====== Records to use
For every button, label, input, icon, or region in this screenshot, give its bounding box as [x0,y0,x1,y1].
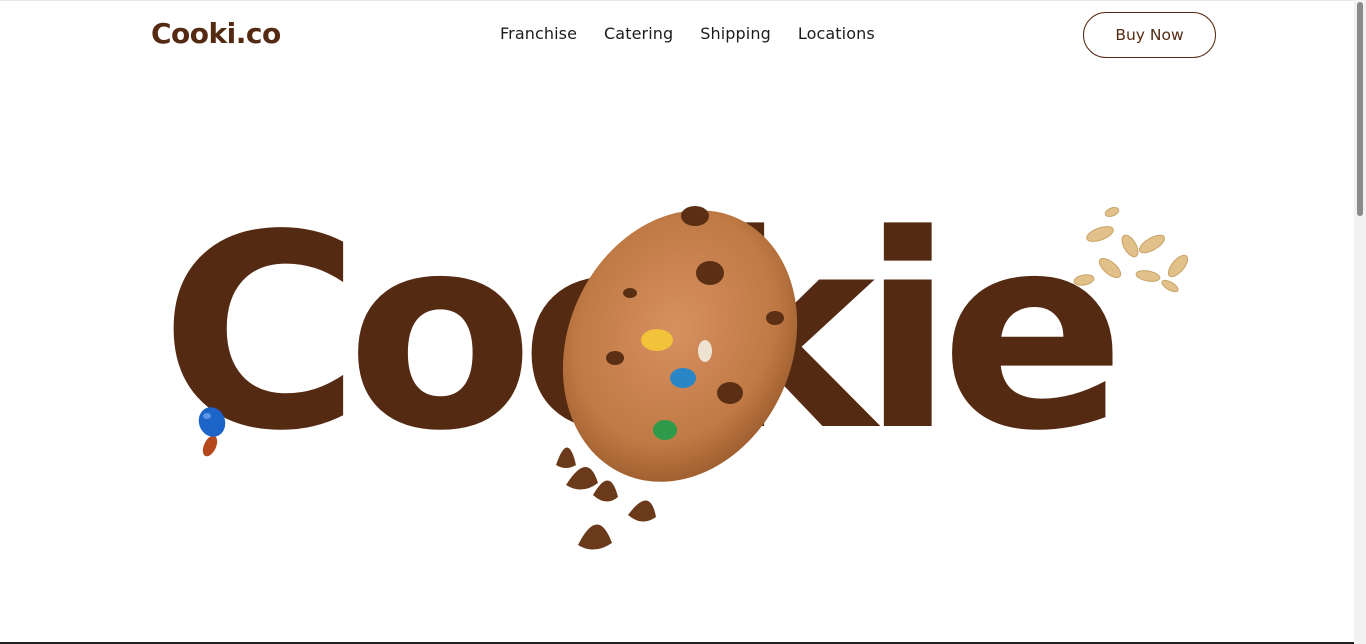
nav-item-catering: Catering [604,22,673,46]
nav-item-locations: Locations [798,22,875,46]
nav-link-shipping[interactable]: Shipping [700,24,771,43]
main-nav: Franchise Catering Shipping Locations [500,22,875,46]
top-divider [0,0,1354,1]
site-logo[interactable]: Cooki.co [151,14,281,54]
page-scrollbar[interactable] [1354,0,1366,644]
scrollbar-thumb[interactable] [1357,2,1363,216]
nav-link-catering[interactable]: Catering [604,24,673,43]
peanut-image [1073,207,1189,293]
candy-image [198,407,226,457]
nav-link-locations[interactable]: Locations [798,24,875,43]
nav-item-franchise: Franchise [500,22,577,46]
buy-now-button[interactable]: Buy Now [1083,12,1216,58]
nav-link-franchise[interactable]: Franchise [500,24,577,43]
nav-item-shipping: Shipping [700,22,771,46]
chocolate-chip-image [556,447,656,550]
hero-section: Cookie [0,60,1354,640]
============
Task to complete | Copy the records word for word, from the line containing "nav-item-catering: Catering [604,22,673,46]" up to and including the line containing "scrollbar-thumb[interactable] [1357,2,1363,216]".

The output |
nav-item-catering: Catering [604,22,673,46]
nav-item-locations: Locations [798,22,875,46]
nav-link-shipping[interactable]: Shipping [700,24,771,43]
main-nav: Franchise Catering Shipping Locations [500,22,875,46]
top-divider [0,0,1354,1]
site-logo[interactable]: Cooki.co [151,14,281,54]
page-scrollbar[interactable] [1354,0,1366,644]
scrollbar-thumb[interactable] [1357,2,1363,216]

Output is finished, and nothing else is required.